- _Goal of the exercise_
Reproduce the entries exactly.

(Dataset rows about figures)

========================================

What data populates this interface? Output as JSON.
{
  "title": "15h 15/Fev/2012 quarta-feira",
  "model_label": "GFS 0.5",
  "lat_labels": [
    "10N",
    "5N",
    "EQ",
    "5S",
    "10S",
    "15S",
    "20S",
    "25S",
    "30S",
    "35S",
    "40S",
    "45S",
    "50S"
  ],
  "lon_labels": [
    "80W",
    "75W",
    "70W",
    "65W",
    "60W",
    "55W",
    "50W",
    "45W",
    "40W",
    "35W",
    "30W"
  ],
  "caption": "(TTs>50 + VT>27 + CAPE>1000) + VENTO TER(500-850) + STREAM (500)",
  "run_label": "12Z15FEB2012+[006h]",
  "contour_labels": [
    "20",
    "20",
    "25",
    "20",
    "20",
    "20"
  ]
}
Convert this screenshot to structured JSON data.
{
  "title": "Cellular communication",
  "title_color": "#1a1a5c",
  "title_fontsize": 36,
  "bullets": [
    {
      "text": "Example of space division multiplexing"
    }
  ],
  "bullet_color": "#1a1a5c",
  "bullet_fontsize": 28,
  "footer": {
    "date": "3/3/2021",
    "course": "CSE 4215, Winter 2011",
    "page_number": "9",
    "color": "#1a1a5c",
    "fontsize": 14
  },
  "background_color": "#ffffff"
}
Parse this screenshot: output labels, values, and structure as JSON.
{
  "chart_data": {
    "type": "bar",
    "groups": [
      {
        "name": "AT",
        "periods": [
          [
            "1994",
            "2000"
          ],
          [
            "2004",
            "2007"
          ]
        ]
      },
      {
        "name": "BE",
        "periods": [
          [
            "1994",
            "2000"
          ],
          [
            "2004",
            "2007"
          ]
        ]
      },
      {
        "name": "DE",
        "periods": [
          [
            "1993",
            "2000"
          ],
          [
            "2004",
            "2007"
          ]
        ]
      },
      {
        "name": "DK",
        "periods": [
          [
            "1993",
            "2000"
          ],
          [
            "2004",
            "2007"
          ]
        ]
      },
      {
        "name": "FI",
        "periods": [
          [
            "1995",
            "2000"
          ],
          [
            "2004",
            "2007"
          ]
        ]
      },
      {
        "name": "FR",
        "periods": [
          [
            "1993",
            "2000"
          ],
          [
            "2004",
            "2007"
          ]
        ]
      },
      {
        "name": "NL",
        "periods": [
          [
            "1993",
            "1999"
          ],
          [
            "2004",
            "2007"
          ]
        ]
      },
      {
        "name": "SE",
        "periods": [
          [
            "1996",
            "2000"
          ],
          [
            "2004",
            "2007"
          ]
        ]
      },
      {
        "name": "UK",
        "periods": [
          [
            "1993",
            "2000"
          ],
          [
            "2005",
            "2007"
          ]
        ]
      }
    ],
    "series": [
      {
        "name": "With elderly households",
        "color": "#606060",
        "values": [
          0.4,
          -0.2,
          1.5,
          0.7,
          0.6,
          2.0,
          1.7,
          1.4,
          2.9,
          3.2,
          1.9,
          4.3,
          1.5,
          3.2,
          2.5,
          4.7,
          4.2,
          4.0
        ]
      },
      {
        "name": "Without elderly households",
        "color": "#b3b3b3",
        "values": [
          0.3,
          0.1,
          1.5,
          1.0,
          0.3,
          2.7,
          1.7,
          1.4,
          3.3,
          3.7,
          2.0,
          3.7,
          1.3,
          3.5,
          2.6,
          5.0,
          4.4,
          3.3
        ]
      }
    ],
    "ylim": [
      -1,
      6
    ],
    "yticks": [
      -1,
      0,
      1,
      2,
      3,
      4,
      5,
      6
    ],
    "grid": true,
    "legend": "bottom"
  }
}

========================================

- _In response_
What data populates this interface? Output as JSON.
{
  "title": "15h 15/Fev/2012 quarta-feira",
  "model_label": "GFS 0.5",
  "lat_labels": [
    "10N",
    "5N",
    "EQ",
    "5S",
    "10S",
    "15S",
    "20S",
    "25S",
    "30S",
    "35S",
    "40S",
    "45S",
    "50S"
  ],
  "lon_labels": [
    "80W",
    "75W",
    "70W",
    "65W",
    "60W",
    "55W",
    "50W",
    "45W",
    "40W",
    "35W",
    "30W"
  ],
  "caption": "(TTs>50 + VT>27 + CAPE>1000) + VENTO TER(500-850) + STREAM (500)",
  "run_label": "12Z15FEB2012+[006h]",
  "contour_labels": [
    "20",
    "20",
    "25",
    "20",
    "20",
    "20"
  ]
}
Convert this screenshot to structured JSON data.
{
  "title": "Cellular communication",
  "title_color": "#1a1a5c",
  "title_fontsize": 36,
  "bullets": [
    {
      "text": "Example of space division multiplexing"
    }
  ],
  "bullet_color": "#1a1a5c",
  "bullet_fontsize": 28,
  "footer": {
    "date": "3/3/2021",
    "course": "CSE 4215, Winter 2011",
    "page_number": "9",
    "color": "#1a1a5c",
    "fontsize": 14
  },
  "background_color": "#ffffff"
}
Parse this screenshot: output labels, values, and structure as JSON.
{
  "chart_data": {
    "type": "bar",
    "groups": [
      {
        "name": "AT",
        "periods": [
          [
            "1994",
            "2000"
          ],
          [
            "2004",
            "2007"
          ]
        ]
      },
      {
        "name": "BE",
        "periods": [
          [
            "1994",
            "2000"
          ],
          [
            "2004",
            "2007"
          ]
        ]
      },
      {
        "name": "DE",
        "periods": [
          [
            "1993",
            "2000"
          ],
          [
            "2004",
            "2007"
          ]
        ]
      },
      {
        "name": "DK",
        "periods": [
          [
            "1993",
            "2000"
          ],
          [
            "2004",
            "2007"
          ]
        ]
      },
      {
        "name": "FI",
        "periods": [
          [
            "1995",
            "2000"
          ],
          [
            "2004",
            "2007"
          ]
        ]
      },
      {
        "name": "FR",
        "periods": [
          [
            "1993",
            "2000"
          ],
          [
            "2004",
            "2007"
          ]
        ]
      },
      {
        "name": "NL",
        "periods": [
          [
            "1993",
            "1999"
          ],
          [
            "2004",
            "2007"
          ]
        ]
      },
      {
        "name": "SE",
        "periods": [
          [
            "1996",
            "2000"
          ],
          [
            "2004",
            "2007"
          ]
        ]
      },
      {
        "name": "UK",
        "periods": [
          [
            "1993",
            "2000"
          ],
          [
            "2005",
            "2007"
          ]
        ]
      }
    ],
    "series": [
      {
        "name": "With elderly households",
        "color": "#606060",
        "values": [
          0.4,
          -0.2,
          1.5,
          0.7,
          0.6,
          2.0,
          1.7,
          1.4,
          2.9,
          3.2,
          1.9,
          4.3,
          1.5,
          3.2,
          2.5,
          4.7,
          4.2,
          4.0
        ]
      },
      {
        "name": "Without elderly households",
        "color": "#b3b3b3",
        "values": [
          0.3,
          0.1,
          1.5,
          1.0,
          0.3,
          2.7,
          1.7,
          1.4,
          3.3,
          3.7,
          2.0,
          3.7,
          1.3,
          3.5,
          2.6,
          5.0,
          4.4,
          3.3
        ]
      }
    ],
    "ylim": [
      -1,
      6
    ],
    "yticks": [
      -1,
      0,
      1,
      2,
      3,
      4,
      5,
      6
    ],
    "grid": true,
    "legend": "bottom"
  }
}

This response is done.